▶ _Your goal_
Repeat each line of the material exactly.

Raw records
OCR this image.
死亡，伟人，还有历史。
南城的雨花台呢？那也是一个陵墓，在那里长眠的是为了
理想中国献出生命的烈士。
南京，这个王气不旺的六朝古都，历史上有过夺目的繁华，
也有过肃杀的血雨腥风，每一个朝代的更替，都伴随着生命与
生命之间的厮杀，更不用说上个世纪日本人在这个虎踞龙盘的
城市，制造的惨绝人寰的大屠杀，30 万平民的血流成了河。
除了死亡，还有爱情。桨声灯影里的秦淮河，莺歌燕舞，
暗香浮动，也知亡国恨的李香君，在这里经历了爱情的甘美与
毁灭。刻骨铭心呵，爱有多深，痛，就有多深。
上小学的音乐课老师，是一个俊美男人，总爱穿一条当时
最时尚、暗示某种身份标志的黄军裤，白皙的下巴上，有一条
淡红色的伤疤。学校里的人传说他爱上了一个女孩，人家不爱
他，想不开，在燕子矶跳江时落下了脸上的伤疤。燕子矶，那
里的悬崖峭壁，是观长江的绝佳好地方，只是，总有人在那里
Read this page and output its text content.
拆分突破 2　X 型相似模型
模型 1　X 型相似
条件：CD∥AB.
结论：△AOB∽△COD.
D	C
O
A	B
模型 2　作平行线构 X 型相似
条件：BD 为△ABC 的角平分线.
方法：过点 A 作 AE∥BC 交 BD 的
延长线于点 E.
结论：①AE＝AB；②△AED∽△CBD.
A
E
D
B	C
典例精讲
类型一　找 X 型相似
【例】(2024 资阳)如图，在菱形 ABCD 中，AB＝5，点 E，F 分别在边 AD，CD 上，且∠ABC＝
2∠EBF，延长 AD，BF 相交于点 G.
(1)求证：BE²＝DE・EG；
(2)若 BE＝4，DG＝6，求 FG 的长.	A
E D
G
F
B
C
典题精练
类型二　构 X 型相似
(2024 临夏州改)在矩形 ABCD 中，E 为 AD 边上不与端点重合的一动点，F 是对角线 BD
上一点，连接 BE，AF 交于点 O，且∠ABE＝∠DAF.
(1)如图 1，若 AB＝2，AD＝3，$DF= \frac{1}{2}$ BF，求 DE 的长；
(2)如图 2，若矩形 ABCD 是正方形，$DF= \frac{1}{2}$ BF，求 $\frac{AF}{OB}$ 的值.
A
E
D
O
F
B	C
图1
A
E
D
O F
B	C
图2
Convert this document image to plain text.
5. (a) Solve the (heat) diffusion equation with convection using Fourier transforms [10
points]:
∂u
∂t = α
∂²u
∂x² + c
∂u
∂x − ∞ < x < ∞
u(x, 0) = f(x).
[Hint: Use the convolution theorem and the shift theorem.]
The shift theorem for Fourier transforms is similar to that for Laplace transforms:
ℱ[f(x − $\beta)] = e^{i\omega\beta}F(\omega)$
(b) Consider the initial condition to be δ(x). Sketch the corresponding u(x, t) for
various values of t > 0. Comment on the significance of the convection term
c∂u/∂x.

▶ _Completed exercise_
OCR this image.
死亡，伟人，还有历史。
南城的雨花台呢？那也是一个陵墓，在那里长眠的是为了
理想中国献出生命的烈士。
南京，这个王气不旺的六朝古都，历史上有过夺目的繁华，
也有过肃杀的血雨腥风，每一个朝代的更替，都伴随着生命与
生命之间的厮杀，更不用说上个世纪日本人在这个虎踞龙盘的
城市，制造的惨绝人寰的大屠杀，30 万平民的血流成了河。
除了死亡，还有爱情。桨声灯影里的秦淮河，莺歌燕舞，
暗香浮动，也知亡国恨的李香君，在这里经历了爱情的甘美与
毁灭。刻骨铭心呵，爱有多深，痛，就有多深。
上小学的音乐课老师，是一个俊美男人，总爱穿一条当时
最时尚、暗示某种身份标志的黄军裤，白皙的下巴上，有一条
淡红色的伤疤。学校里的人传说他爱上了一个女孩，人家不爱
他，想不开，在燕子矶跳江时落下了脸上的伤疤。燕子矶，那
里的悬崖峭壁，是观长江的绝佳好地方，只是，总有人在那里
Read this page and output its text content.
拆分突破 2　X 型相似模型
模型 1　X 型相似
条件：CD∥AB.
结论：△AOB∽△COD.
D	C
O
A	B
模型 2　作平行线构 X 型相似
条件：BD 为△ABC 的角平分线.
方法：过点 A 作 AE∥BC 交 BD 的
延长线于点 E.
结论：①AE＝AB；②△AED∽△CBD.
A
E
D
B	C
典例精讲
类型一　找 X 型相似
【例】(2024 资阳)如图，在菱形 ABCD 中，AB＝5，点 E，F 分别在边 AD，CD 上，且∠ABC＝
2∠EBF，延长 AD，BF 相交于点 G.
(1)求证：BE²＝DE・EG；
(2)若 BE＝4，DG＝6，求 FG 的长.	A
E D
G
F
B
C
典题精练
类型二　构 X 型相似
(2024 临夏州改)在矩形 ABCD 中，E 为 AD 边上不与端点重合的一动点，F 是对角线 BD
上一点，连接 BE，AF 交于点 O，且∠ABE＝∠DAF.
(1)如图 1，若 AB＝2，AD＝3，$DF= \frac{1}{2}$ BF，求 DE 的长；
(2)如图 2，若矩形 ABCD 是正方形，$DF= \frac{1}{2}$ BF，求 $\frac{AF}{OB}$ 的值.
A
E
D
O
F
B	C
图1
A
E
D
O F
B	C
图2
Convert this document image to plain text.
5. (a) Solve the (heat) diffusion equation with convection using Fourier transforms [10
points]:
∂u
∂t = α
∂²u
∂x² + c
∂u
∂x − ∞ < x < ∞
u(x, 0) = f(x).
[Hint: Use the convolution theorem and the shift theorem.]
The shift theorem for Fourier transforms is similar to that for Laplace transforms:
ℱ[f(x − $\beta)] = e^{i\omega\beta}F(\omega)$
(b) Consider the initial condition to be δ(x). Sketch the corresponding u(x, t) for
various values of t > 0. Comment on the significance of the convection term
c∂u/∂x.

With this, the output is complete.